═══ Entries provided
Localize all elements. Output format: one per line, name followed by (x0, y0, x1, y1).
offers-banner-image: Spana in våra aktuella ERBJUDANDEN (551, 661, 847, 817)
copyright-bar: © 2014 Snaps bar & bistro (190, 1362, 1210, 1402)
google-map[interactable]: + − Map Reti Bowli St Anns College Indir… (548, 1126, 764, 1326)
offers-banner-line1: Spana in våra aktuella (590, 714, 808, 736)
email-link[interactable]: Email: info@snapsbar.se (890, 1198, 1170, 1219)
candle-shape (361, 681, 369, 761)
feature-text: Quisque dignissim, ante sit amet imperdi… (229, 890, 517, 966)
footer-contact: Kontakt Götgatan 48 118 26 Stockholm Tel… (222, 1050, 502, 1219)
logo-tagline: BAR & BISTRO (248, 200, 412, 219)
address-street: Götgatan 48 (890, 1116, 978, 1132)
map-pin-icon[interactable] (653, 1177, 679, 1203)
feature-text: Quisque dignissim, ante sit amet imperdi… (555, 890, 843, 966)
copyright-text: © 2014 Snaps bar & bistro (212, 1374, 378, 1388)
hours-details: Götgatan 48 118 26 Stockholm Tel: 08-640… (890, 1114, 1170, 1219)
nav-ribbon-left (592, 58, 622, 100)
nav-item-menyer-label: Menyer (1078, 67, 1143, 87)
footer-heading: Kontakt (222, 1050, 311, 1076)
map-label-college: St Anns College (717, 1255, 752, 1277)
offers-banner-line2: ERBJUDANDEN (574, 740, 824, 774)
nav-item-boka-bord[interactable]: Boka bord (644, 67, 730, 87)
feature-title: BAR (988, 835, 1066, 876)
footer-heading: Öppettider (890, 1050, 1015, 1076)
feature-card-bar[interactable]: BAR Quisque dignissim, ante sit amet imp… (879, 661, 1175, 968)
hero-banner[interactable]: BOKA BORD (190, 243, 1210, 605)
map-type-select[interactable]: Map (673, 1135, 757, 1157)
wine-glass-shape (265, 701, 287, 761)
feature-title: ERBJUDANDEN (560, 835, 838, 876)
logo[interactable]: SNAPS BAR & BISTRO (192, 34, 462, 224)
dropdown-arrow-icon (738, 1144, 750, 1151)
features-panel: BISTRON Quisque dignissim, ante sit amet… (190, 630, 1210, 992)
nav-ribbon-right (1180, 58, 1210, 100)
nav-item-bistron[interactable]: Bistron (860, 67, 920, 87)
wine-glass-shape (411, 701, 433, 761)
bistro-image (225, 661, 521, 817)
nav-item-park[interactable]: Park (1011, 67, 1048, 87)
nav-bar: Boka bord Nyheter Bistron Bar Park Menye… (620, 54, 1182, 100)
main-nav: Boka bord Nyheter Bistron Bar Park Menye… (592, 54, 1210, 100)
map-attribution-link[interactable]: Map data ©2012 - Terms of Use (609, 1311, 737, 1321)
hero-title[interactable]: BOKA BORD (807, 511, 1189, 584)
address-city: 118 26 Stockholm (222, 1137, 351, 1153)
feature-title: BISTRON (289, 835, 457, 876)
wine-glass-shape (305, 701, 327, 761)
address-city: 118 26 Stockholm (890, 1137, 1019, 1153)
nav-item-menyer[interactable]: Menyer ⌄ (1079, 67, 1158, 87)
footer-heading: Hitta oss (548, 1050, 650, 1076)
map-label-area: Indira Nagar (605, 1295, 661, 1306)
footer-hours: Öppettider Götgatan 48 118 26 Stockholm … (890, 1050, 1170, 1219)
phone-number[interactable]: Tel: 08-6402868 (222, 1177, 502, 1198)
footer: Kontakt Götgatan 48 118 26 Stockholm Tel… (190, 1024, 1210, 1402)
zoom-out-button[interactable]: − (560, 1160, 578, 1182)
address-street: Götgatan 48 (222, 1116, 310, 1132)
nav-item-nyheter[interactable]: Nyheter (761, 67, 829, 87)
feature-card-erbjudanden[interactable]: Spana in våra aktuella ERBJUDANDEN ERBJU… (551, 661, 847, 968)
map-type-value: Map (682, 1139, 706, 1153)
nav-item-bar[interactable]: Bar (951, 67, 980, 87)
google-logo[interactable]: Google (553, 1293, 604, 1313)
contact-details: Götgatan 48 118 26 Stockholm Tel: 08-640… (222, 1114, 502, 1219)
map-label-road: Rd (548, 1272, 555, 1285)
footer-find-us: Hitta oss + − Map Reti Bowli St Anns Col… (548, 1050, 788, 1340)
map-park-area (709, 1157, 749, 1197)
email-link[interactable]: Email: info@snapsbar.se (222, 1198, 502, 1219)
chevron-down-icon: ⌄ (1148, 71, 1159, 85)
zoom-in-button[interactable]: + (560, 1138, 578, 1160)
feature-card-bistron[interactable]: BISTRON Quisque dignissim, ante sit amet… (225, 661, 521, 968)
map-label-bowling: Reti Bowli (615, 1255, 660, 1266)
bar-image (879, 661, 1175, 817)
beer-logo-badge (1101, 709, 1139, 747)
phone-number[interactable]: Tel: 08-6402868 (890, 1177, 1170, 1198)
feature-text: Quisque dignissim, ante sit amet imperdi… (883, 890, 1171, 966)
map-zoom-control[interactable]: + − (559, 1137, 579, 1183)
══════
» **Your task**:
Copy out the stretch from the first line of the items through the line containing "map-type-select[interactable]: Map (673, 1135, 757, 1157)", both ends included.

» **Worked solution**:
Localize all elements. Output format: one per line, name followed by (x0, y0, x1, y1).
offers-banner-image: Spana in våra aktuella ERBJUDANDEN (551, 661, 847, 817)
copyright-bar: © 2014 Snaps bar & bistro (190, 1362, 1210, 1402)
google-map[interactable]: + − Map Reti Bowli St Anns College Indir… (548, 1126, 764, 1326)
offers-banner-line1: Spana in våra aktuella (590, 714, 808, 736)
email-link[interactable]: Email: info@snapsbar.se (890, 1198, 1170, 1219)
candle-shape (361, 681, 369, 761)
feature-text: Quisque dignissim, ante sit amet imperdi… (229, 890, 517, 966)
footer-contact: Kontakt Götgatan 48 118 26 Stockholm Tel… (222, 1050, 502, 1219)
logo-tagline: BAR & BISTRO (248, 200, 412, 219)
address-street: Götgatan 48 (890, 1116, 978, 1132)
map-pin-icon[interactable] (653, 1177, 679, 1203)
feature-text: Quisque dignissim, ante sit amet imperdi… (555, 890, 843, 966)
copyright-text: © 2014 Snaps bar & bistro (212, 1374, 378, 1388)
hours-details: Götgatan 48 118 26 Stockholm Tel: 08-640… (890, 1114, 1170, 1219)
nav-ribbon-left (592, 58, 622, 100)
nav-item-menyer-label: Menyer (1078, 67, 1143, 87)
footer-heading: Kontakt (222, 1050, 311, 1076)
map-label-college: St Anns College (717, 1255, 752, 1277)
offers-banner-line2: ERBJUDANDEN (574, 740, 824, 774)
nav-item-boka-bord[interactable]: Boka bord (644, 67, 730, 87)
feature-title: BAR (988, 835, 1066, 876)
footer-heading: Öppettider (890, 1050, 1015, 1076)
feature-card-bar[interactable]: BAR Quisque dignissim, ante sit amet imp… (879, 661, 1175, 968)
hero-banner[interactable]: BOKA BORD (190, 243, 1210, 605)
map-type-select[interactable]: Map (673, 1135, 757, 1157)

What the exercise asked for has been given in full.